### STATED PROBLEM 1
Repeat the lines of the listing below, from the line containing "fill-input[interactable]: 100% (982, 76, 1000, 84)" through the line containing "layer-row[interactable]: 👁 Tбаннеры", both included.

START EXTRACT PROVIDED

Sciencemadness Discussion Board - Ligands derived from niacin?

Ligands derived from niacin?

clearly_not_atara - 27-8-2016 at 15:17

A recurring topic is niacin decarboxylation, which requires high temperatures and controlled conditions and often yields poorly if at all; this suggests that we would be better off if we could avoid it, and the first alternative in my mind would be to make a similar ligand that isn't *exactly* pyridine but which is mostly the same.

There are a couple of options:

3-ethylpyridine:

Niacin undergoes acetodecarboxylation with Ac2O/NaOAc to 3-acetylpyridine which is reduced by Clemmensen or Wolff-Kishner reduction to 3-ethylpyridine.

Pros: almost certainly works just like pyridine, OTC if you can make Ac2O/N2H4

Cons: long synthesis, longer OTC, hydrazine, mercury

Ethyl nicotinate:

Actually happens to be used in some syntheses.

Pros: very easy to synthesize, possibly even available.

Cons: less basic than pyridine, susceptible to hydrolysis. It's not obvious where and when this can be substituted for pyridine.

2-(3-pyridyl)-4-methyl-5-acetyloxazole:

The product of a condensation between nicotinamide and acetylacetone catalyzed by PdCl2/CuBr2 with K2S2O8. Acetylacetone may be made from NaOEt/EtOAc/Me2CO as described on orgsyn.

Synthesis attached (actually, the similar product derived from benzene is synthesized in the paper, so we are generalizing a little).

Pros: one-step synthesis, reactivity likely very similar to pyridine, may be a bidentate ligand

Cons: uses palladium, has a ketone. Making acetylacetone is tricky. Original paper has DCE as solvent.

END EXTRACT PROVIDED
START DATA

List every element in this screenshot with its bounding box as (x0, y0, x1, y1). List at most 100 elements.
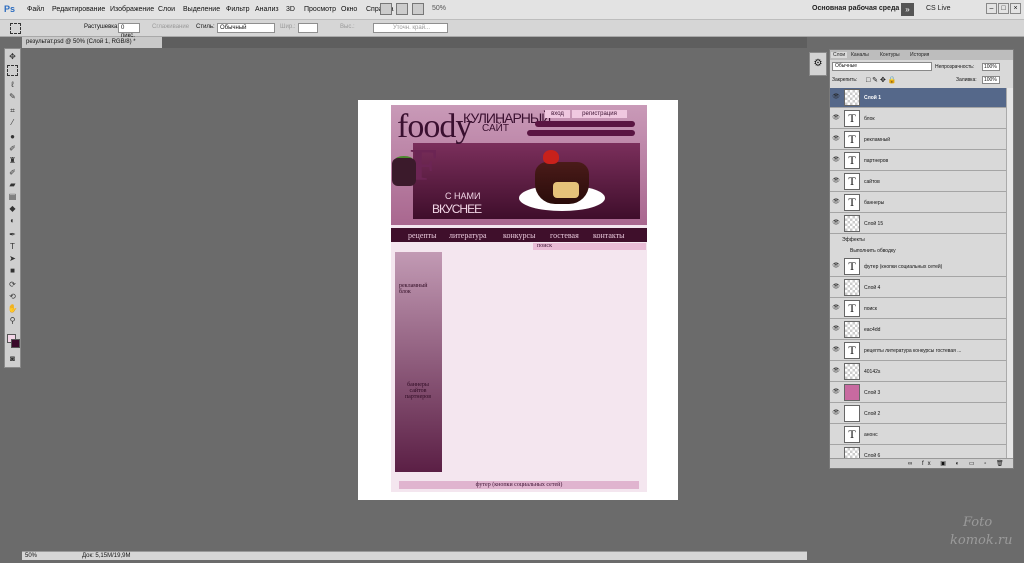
fill-input[interactable]: 100% (982, 76, 1000, 84)
tab-channels[interactable]: Каналы (851, 52, 869, 58)
minimize-icon[interactable]: – (986, 3, 997, 14)
menu-item[interactable]: Анализ (255, 6, 279, 13)
lock-icon[interactable]: □ ✎ ✥ 🔒 (866, 76, 897, 84)
menu-item[interactable]: Выделение (183, 6, 220, 13)
marquee-tool-icon[interactable] (10, 23, 21, 34)
layer-row[interactable]: 👁 eac4dd (830, 320, 1006, 340)
pen-icon[interactable]: ✒ (7, 229, 18, 240)
document-tab[interactable]: результат.psd @ 50% (Слой 1, RGB/8) * (22, 37, 162, 48)
menu-item[interactable]: Файл (27, 6, 44, 13)
type-tool-icon[interactable]: T (7, 241, 18, 252)
eye-icon[interactable]: 👁 (832, 368, 840, 375)
layer-row[interactable]: 👁 Tпартнеров (830, 151, 1006, 171)
quick-mask-icon[interactable]: ◙ (7, 353, 18, 364)
menu-item[interactable]: 3D (286, 6, 295, 13)
crop-icon[interactable]: ⌗ (7, 105, 18, 116)
menu-item[interactable]: Редактирование (52, 6, 105, 13)
tab-history[interactable]: История (910, 52, 929, 58)
blend-mode-select[interactable]: Обычные (832, 62, 932, 71)
quick-select-icon[interactable]: ✎ (7, 91, 18, 102)
refine-edge-button[interactable]: Уточн. край... (373, 23, 448, 33)
layer-row[interactable]: 👁 Tрекламный (830, 130, 1006, 150)
menu-item[interactable]: Просмотр (304, 6, 336, 13)
eyedropper-icon[interactable]: ⁄ (7, 117, 18, 128)
tab-paths[interactable]: Контуры (880, 52, 900, 58)
bridge-icon[interactable] (380, 3, 392, 15)
eye-icon[interactable]: 👁 (832, 305, 840, 312)
eye-icon[interactable]: 👁 (832, 136, 840, 143)
layer-row[interactable]: 👁 Tсайтов (830, 172, 1006, 192)
3d-rotate-icon[interactable]: ⟳ (7, 279, 18, 290)
link-icon[interactable]: ∞ fx ▣ ◐ ▭ ▫ 🗑 (908, 460, 1008, 467)
layer-effect[interactable]: Эффекты (830, 235, 1006, 245)
layer-row[interactable]: 👁 Слой 1 (830, 88, 1006, 108)
layer-row[interactable]: 👁 Слой 2 (830, 404, 1006, 424)
minibridge-icon[interactable] (396, 3, 408, 15)
strawberry (543, 150, 559, 164)
history-brush-icon[interactable]: ✐ (7, 167, 18, 178)
layer-row[interactable]: 👁 40142s (830, 362, 1006, 382)
chevron-right-icon[interactable]: » (901, 3, 914, 16)
healing-icon[interactable]: ● (7, 131, 18, 142)
layer-row[interactable]: 👁 Tбаннеры (830, 193, 1006, 213)
eye-icon[interactable]: 👁 (832, 199, 840, 206)
layer-row[interactable]: 👁 Tрецепты литература конкурсы гостевая .… (830, 341, 1006, 361)
path-select-icon[interactable]: ➤ (7, 253, 18, 264)
layer-row[interactable]: 👁 Слой 15 (830, 214, 1006, 234)
slogan-line-2: ВКУСНЕЕ (432, 202, 482, 216)
toolbox: ✥ ℓ ✎ ⌗ ⁄ ● ✐ ♜ ✐ ▰ ▤ ◆ ◐ ✒ T ➤ ■ ⟳ ⟲ ✋ … (4, 48, 21, 368)
cs-live-button[interactable]: CS Live (926, 5, 951, 12)
layer-row[interactable]: 👁 Tфутер (кнопки социальных сетей) (830, 257, 1006, 277)
shape-icon[interactable]: ■ (7, 265, 18, 276)
menu-item[interactable]: Окно (341, 6, 357, 13)
eye-icon[interactable]: 👁 (832, 284, 840, 291)
style-select[interactable]: Обычный (217, 23, 275, 33)
marquee-icon[interactable] (7, 65, 18, 76)
foreground-color-swatch[interactable] (11, 339, 20, 348)
panel-icon[interactable]: ⚙ (809, 52, 827, 76)
layers-scrollbar[interactable] (1006, 88, 1013, 458)
eye-icon[interactable]: 👁 (832, 410, 840, 417)
3d-camera-icon[interactable]: ⟲ (7, 291, 18, 302)
stamp-icon[interactable]: ♜ (7, 155, 18, 166)
eye-icon[interactable]: 👁 (832, 178, 840, 185)
blur-icon[interactable]: ◆ (7, 203, 18, 214)
zoom-level[interactable]: 50% (432, 5, 446, 12)
layer-row[interactable]: 👁 Tпоиск (830, 299, 1006, 319)
eye-icon[interactable]: 👁 (832, 326, 840, 333)
layer-effect[interactable]: Выполнить обводку (830, 246, 1006, 256)
eye-icon[interactable]: 👁 (832, 115, 840, 122)
eye-icon[interactable]: 👁 (832, 220, 840, 227)
layer-row[interactable]: 👁 Слой 3 (830, 383, 1006, 403)
workspace-switcher[interactable]: Основная рабочая среда (812, 5, 899, 12)
layer-row[interactable]: 👁 Слой 4 (830, 278, 1006, 298)
eye-icon[interactable]: 👁 (832, 263, 840, 270)
dodge-icon[interactable]: ◐ (7, 215, 18, 226)
eye-icon[interactable]: 👁 (832, 347, 840, 354)
width-input[interactable] (298, 23, 318, 33)
gradient-icon[interactable]: ▤ (7, 191, 18, 202)
zoom-icon[interactable]: ⚲ (7, 315, 18, 326)
menu-item[interactable]: Изображение (110, 6, 154, 13)
menu-item[interactable]: Слои (158, 6, 175, 13)
menu-item[interactable]: Фильтр (226, 6, 250, 13)
eye-icon[interactable] (832, 431, 840, 438)
lasso-icon[interactable]: ℓ (7, 79, 18, 90)
brush-icon[interactable]: ✐ (7, 143, 18, 154)
arrange-icon[interactable] (412, 3, 424, 15)
eye-icon[interactable]: 👁 (832, 389, 840, 396)
antialias-checkbox[interactable]: Сглаживание (152, 24, 189, 30)
close-icon[interactable]: × (1010, 3, 1021, 14)
hand-icon[interactable]: ✋ (7, 303, 18, 314)
move-tool-icon[interactable]: ✥ (7, 51, 18, 62)
layer-row[interactable]: Tанонс (830, 425, 1006, 445)
opacity-input[interactable]: 100% (982, 63, 1000, 71)
feather-input[interactable]: 0 пикс. (118, 23, 140, 39)
status-zoom[interactable]: 50% (25, 552, 37, 561)
layer-row[interactable]: 👁 Tблок (830, 109, 1006, 129)
tab-layers[interactable]: Слои (831, 52, 848, 58)
eye-icon[interactable]: 👁 (832, 94, 840, 101)
eye-icon[interactable]: 👁 (832, 157, 840, 164)
eraser-icon[interactable]: ▰ (7, 179, 18, 190)
maximize-icon[interactable]: □ (998, 3, 1009, 14)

END DATA

### STATED PROBLEM 2
Reproduce the whole forum post on ligands derived from niacin above, word for word.

### FULL SOLUTION 1
fill-input[interactable]: 100% (982, 76, 1000, 84)
tab-channels[interactable]: Каналы (851, 52, 869, 58)
minimize-icon[interactable]: – (986, 3, 997, 14)
menu-item[interactable]: Анализ (255, 6, 279, 13)
lock-icon[interactable]: □ ✎ ✥ 🔒 (866, 76, 897, 84)
menu-item[interactable]: Выделение (183, 6, 220, 13)
marquee-tool-icon[interactable] (10, 23, 21, 34)
layer-row[interactable]: 👁 eac4dd (830, 320, 1006, 340)
pen-icon[interactable]: ✒ (7, 229, 18, 240)
document-tab[interactable]: результат.psd @ 50% (Слой 1, RGB/8) * (22, 37, 162, 48)
menu-item[interactable]: Файл (27, 6, 44, 13)
type-tool-icon[interactable]: T (7, 241, 18, 252)
eye-icon[interactable]: 👁 (832, 368, 840, 375)
layer-row[interactable]: 👁 Tпартнеров (830, 151, 1006, 171)
quick-mask-icon[interactable]: ◙ (7, 353, 18, 364)
menu-item[interactable]: 3D (286, 6, 295, 13)
crop-icon[interactable]: ⌗ (7, 105, 18, 116)
menu-item[interactable]: Редактирование (52, 6, 105, 13)
tab-history[interactable]: История (910, 52, 929, 58)
blend-mode-select[interactable]: Обычные (832, 62, 932, 71)
quick-select-icon[interactable]: ✎ (7, 91, 18, 102)
refine-edge-button[interactable]: Уточн. край... (373, 23, 448, 33)
layer-row[interactable]: 👁 Tрекламный (830, 130, 1006, 150)
menu-item[interactable]: Просмотр (304, 6, 336, 13)
eyedropper-icon[interactable]: ⁄ (7, 117, 18, 128)
tab-paths[interactable]: Контуры (880, 52, 900, 58)
bridge-icon[interactable] (380, 3, 392, 15)
eye-icon[interactable]: 👁 (832, 305, 840, 312)
eye-icon[interactable]: 👁 (832, 136, 840, 143)
layer-row[interactable]: 👁 Tсайтов (830, 172, 1006, 192)
3d-rotate-icon[interactable]: ⟳ (7, 279, 18, 290)
link-icon[interactable]: ∞ fx ▣ ◐ ▭ ▫ 🗑 (908, 460, 1008, 467)
layer-effect[interactable]: Эффекты (830, 235, 1006, 245)
layer-row[interactable]: 👁 Слой 1 (830, 88, 1006, 108)
layer-row[interactable]: 👁 Слой 2 (830, 404, 1006, 424)
minibridge-icon[interactable] (396, 3, 408, 15)
strawberry (543, 150, 559, 164)
history-brush-icon[interactable]: ✐ (7, 167, 18, 178)
layer-row[interactable]: 👁 40142s (830, 362, 1006, 382)
chevron-right-icon[interactable]: » (901, 3, 914, 16)
healing-icon[interactable]: ● (7, 131, 18, 142)
layer-row[interactable]: 👁 Tбаннеры (830, 193, 1006, 213)

### FULL SOLUTION 2
Sciencemadness Discussion Board - Ligands derived from niacin?

Ligands derived from niacin?

clearly_not_atara - 27-8-2016 at 15:17

A recurring topic is niacin decarboxylation, which requires high temperatures and controlled conditions and often yields poorly if at all; this suggests that we would be better off if we could avoid it, and the first alternative in my mind would be to make a similar ligand that isn't *exactly* pyridine but which is mostly the same.

There are a couple of options:

3-ethylpyridine:

Niacin undergoes acetodecarboxylation with Ac2O/NaOAc to 3-acetylpyridine which is reduced by Clemmensen or Wolff-Kishner reduction to 3-ethylpyridine.

Pros: almost certainly works just like pyridine, OTC if you can make Ac2O/N2H4

Cons: long synthesis, longer OTC, hydrazine, mercury

Ethyl nicotinate:

Actually happens to be used in some syntheses.

Pros: very easy to synthesize, possibly even available.

Cons: less basic than pyridine, susceptible to hydrolysis. It's not obvious where and when this can be substituted for pyridine.

2-(3-pyridyl)-4-methyl-5-acetyloxazole:

The product of a condensation between nicotinamide and acetylacetone catalyzed by PdCl2/CuBr2 with K2S2O8. Acetylacetone may be made from NaOEt/EtOAc/Me2CO as described on orgsyn.

Synthesis attached (actually, the similar product derived from benzene is synthesized in the paper, so we are generalizing a little).

Pros: one-step synthesis, reactivity likely very similar to pyridine, may be a bidentate ligand

Cons: uses palladium, has a ketone. Making acetylacetone is tricky. Original paper has DCE as solvent.